State how many lines of the entries hold the string "orientation". Reply with the number alone.
+ + + +
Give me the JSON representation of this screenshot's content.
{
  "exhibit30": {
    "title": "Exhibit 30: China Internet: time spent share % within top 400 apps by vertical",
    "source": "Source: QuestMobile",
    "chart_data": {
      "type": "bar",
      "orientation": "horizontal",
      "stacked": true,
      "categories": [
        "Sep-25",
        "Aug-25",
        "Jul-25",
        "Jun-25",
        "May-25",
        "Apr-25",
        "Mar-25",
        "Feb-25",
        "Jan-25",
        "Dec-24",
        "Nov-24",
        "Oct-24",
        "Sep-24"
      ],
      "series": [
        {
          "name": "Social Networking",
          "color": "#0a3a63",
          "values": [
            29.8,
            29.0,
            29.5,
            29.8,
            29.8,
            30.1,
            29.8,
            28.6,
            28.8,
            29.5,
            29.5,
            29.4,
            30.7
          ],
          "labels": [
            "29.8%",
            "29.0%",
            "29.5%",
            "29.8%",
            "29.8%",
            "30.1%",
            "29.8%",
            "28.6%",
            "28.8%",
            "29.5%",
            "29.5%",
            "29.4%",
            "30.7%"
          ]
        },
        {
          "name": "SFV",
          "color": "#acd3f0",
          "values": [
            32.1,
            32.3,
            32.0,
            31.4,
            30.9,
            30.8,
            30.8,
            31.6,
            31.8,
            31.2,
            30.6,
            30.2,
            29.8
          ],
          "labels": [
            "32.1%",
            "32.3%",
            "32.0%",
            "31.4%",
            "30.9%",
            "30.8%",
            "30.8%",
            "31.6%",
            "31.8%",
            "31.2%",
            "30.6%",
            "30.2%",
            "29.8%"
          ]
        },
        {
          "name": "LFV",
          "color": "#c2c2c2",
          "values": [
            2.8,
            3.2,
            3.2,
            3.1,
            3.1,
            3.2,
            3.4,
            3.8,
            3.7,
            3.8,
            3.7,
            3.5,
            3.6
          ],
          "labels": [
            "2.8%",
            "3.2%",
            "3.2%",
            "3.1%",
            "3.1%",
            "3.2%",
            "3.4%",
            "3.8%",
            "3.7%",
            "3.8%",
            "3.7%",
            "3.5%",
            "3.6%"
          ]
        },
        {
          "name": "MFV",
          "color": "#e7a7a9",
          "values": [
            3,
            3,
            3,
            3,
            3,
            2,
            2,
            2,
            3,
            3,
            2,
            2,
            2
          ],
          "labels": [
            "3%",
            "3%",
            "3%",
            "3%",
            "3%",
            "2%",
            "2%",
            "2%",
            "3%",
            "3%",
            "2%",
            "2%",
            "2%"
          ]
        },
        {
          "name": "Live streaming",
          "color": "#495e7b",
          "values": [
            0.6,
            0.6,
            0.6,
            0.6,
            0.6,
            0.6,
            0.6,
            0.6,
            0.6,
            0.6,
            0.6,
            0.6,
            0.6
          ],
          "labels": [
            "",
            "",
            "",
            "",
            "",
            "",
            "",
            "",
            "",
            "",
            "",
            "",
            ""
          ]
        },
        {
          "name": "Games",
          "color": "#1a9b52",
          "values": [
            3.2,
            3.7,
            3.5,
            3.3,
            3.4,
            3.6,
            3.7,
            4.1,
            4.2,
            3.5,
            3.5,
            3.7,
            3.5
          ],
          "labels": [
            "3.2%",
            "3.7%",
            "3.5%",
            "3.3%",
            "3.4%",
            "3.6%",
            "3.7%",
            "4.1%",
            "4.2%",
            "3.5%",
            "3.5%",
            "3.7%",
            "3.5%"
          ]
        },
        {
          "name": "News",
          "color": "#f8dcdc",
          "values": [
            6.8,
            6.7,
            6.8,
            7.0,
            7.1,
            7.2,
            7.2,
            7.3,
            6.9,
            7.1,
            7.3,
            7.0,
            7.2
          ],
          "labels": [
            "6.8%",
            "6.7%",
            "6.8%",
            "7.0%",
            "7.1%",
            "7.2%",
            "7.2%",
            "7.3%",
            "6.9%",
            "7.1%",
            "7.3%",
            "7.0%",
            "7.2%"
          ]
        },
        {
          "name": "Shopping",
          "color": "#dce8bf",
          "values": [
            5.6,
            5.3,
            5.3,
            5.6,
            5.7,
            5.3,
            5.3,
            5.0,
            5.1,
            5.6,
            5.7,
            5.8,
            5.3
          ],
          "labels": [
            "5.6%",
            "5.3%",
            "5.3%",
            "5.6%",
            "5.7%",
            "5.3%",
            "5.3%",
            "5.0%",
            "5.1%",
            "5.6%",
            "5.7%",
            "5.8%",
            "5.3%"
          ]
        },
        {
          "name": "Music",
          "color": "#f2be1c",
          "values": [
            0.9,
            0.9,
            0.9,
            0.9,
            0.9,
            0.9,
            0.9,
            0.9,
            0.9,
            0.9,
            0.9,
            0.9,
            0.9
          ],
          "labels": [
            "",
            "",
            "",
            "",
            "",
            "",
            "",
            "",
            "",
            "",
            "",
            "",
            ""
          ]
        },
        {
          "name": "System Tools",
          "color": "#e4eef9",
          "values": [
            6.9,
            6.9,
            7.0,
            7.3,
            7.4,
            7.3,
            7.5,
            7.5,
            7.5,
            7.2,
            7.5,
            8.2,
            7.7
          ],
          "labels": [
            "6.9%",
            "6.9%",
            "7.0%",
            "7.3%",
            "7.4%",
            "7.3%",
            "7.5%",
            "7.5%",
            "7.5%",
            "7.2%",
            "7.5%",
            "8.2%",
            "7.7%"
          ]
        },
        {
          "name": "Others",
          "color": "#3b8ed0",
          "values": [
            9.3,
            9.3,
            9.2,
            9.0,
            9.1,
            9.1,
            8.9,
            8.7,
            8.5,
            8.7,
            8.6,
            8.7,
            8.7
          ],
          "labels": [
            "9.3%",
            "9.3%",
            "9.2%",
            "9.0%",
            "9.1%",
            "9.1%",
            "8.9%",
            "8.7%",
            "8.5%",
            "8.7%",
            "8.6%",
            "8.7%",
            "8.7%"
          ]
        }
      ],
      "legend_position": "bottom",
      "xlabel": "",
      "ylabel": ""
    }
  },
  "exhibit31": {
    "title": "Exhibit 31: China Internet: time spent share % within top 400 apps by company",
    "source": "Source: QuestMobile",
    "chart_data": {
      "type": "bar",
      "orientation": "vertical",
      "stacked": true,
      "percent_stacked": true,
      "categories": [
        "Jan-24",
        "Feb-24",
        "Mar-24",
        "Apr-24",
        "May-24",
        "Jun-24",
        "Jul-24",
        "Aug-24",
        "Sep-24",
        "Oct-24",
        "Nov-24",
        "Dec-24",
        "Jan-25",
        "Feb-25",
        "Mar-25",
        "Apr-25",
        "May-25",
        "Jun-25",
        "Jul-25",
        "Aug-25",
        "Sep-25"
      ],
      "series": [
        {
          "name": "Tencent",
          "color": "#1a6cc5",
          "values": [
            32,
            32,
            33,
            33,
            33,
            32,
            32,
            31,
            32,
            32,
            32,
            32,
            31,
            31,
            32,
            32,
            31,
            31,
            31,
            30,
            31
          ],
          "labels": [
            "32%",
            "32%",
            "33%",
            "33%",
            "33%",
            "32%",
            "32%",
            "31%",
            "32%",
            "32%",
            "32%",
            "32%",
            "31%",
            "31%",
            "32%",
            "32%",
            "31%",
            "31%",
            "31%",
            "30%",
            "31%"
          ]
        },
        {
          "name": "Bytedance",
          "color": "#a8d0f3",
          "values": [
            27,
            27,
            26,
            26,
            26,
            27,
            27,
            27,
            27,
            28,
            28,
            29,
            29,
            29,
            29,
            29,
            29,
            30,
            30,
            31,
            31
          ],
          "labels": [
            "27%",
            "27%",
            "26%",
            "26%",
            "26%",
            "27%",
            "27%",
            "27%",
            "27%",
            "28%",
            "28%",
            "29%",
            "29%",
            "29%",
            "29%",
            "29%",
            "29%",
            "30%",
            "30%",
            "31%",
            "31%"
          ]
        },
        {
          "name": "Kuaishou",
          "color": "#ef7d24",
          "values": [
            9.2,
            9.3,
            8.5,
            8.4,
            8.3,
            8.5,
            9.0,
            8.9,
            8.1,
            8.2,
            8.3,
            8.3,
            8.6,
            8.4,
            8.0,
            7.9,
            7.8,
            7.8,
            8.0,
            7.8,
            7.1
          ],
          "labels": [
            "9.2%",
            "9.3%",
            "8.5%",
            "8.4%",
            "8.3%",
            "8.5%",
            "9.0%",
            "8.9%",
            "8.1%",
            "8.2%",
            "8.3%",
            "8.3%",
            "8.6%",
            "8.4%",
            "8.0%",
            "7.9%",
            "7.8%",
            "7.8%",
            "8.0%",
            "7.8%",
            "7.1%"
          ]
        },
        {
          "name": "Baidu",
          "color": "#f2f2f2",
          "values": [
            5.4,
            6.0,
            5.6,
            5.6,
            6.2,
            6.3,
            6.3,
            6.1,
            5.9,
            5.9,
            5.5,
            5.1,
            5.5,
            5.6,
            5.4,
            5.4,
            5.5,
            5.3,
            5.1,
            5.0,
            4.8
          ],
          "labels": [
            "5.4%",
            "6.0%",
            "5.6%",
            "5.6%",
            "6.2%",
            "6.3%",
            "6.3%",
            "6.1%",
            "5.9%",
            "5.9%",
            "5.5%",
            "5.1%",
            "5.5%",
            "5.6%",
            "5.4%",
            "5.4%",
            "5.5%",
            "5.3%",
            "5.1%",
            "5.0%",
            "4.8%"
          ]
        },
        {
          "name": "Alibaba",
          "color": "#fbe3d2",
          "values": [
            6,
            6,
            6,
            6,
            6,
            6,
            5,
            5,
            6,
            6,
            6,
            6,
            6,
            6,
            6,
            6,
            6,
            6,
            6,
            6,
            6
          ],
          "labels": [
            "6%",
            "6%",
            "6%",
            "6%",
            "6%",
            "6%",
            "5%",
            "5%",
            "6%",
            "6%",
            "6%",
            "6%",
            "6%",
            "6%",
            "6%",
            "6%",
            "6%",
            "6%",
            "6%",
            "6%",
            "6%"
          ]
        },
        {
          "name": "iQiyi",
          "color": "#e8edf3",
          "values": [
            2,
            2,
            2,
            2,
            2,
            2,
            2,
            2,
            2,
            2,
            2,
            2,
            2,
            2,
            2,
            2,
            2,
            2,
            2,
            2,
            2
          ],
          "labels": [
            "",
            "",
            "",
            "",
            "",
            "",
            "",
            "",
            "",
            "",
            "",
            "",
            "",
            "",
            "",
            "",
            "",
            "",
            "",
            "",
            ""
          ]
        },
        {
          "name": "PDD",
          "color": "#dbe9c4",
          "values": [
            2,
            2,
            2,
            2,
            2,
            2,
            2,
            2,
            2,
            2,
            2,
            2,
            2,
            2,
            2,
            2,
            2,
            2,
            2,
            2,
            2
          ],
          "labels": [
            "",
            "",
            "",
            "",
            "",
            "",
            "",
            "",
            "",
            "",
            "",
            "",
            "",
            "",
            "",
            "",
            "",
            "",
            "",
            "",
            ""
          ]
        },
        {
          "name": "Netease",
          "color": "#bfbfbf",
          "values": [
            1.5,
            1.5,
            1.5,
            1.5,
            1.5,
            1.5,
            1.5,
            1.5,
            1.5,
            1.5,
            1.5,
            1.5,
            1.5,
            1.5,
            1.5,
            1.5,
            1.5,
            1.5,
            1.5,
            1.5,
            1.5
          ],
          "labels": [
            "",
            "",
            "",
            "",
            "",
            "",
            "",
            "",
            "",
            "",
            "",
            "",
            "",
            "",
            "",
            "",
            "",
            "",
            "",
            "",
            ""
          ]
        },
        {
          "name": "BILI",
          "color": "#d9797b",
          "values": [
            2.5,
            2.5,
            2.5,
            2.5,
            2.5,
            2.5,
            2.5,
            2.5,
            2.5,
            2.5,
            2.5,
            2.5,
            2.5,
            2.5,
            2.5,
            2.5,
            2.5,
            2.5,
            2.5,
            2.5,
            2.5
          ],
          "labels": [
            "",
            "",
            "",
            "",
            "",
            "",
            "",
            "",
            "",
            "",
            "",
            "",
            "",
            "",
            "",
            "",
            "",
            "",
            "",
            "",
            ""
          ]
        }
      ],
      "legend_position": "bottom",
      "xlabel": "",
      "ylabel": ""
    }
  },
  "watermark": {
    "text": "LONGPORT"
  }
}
+ + + +
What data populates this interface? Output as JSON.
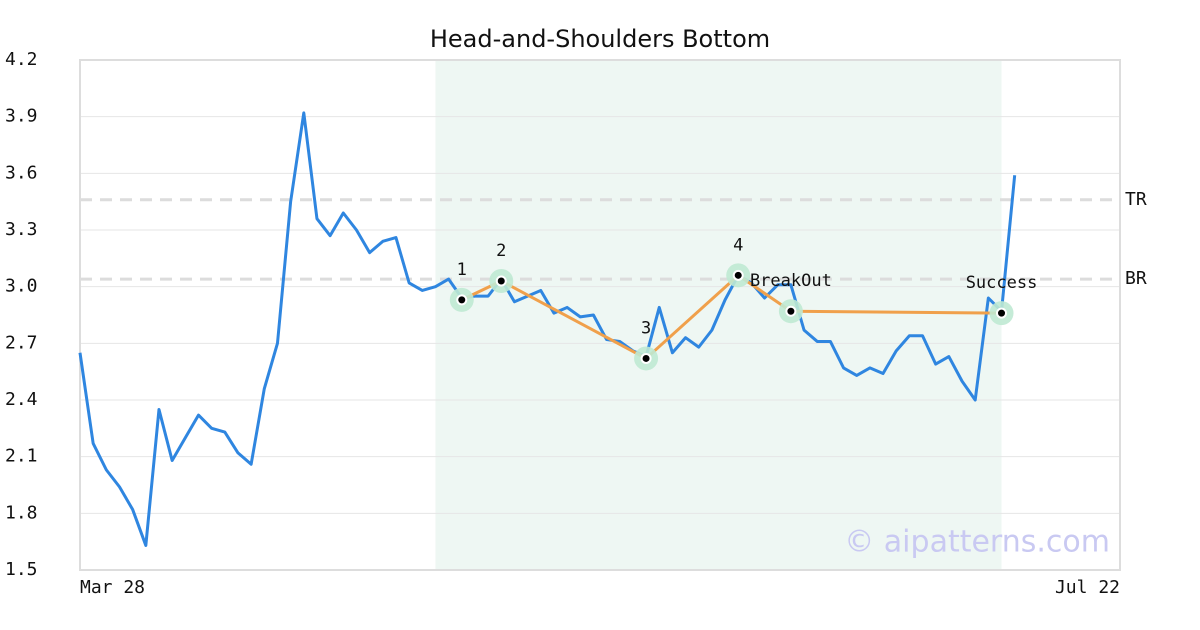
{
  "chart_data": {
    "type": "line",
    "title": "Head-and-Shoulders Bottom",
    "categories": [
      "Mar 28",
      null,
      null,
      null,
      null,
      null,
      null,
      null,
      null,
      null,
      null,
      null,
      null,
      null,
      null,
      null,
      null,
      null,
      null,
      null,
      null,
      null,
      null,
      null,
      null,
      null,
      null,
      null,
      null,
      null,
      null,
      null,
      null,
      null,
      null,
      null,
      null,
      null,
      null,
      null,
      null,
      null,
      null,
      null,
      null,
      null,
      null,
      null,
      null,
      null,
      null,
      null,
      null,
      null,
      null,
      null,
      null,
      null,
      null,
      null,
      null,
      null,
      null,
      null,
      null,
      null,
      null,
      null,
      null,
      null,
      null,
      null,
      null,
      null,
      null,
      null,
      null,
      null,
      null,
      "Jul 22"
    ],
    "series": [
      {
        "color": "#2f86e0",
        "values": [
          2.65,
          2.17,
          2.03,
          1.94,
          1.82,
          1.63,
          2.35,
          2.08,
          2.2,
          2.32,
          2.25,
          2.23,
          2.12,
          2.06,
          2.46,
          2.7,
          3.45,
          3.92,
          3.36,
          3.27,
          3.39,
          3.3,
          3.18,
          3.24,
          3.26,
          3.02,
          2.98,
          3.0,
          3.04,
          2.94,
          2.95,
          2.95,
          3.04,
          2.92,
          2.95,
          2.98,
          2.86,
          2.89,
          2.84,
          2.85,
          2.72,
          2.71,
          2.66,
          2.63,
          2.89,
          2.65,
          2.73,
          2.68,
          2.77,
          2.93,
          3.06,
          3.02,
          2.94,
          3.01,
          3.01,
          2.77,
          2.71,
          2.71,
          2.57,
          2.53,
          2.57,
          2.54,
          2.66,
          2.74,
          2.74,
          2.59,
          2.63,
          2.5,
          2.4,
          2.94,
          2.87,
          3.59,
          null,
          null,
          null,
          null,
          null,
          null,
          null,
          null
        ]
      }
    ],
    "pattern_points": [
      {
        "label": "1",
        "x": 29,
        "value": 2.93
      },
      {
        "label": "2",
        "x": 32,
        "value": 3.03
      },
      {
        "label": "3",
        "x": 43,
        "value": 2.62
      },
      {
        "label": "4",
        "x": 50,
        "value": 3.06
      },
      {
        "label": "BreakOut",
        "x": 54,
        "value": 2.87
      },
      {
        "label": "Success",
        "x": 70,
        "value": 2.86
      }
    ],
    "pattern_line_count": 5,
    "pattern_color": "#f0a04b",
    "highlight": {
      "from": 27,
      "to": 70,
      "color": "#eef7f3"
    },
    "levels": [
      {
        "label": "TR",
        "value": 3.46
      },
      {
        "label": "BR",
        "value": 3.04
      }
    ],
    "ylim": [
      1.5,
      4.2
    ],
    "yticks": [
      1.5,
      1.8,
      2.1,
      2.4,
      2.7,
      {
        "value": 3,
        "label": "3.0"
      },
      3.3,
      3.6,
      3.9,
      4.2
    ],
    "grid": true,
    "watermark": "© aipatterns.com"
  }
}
+ + + +
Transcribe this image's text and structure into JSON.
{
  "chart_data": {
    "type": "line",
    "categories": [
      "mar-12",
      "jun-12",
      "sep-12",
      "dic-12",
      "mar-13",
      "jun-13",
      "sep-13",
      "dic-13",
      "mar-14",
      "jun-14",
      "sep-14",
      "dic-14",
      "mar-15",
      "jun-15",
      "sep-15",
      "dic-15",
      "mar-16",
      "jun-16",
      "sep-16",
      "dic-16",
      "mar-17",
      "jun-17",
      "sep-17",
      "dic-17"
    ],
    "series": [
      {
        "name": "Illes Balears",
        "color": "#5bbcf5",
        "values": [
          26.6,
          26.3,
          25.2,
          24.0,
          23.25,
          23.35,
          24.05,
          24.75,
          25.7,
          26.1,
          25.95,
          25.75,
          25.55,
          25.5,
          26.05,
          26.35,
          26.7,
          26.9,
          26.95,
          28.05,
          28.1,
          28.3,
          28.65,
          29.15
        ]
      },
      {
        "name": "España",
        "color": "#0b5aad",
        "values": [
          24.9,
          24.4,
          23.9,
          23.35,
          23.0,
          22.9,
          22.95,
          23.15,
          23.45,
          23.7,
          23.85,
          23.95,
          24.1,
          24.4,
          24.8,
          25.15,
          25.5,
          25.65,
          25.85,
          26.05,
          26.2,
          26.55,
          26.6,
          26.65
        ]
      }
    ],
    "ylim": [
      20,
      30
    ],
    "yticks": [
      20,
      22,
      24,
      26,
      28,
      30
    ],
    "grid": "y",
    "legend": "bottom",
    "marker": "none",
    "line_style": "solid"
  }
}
+ + + +
### ANSWER TO THIS TASK
2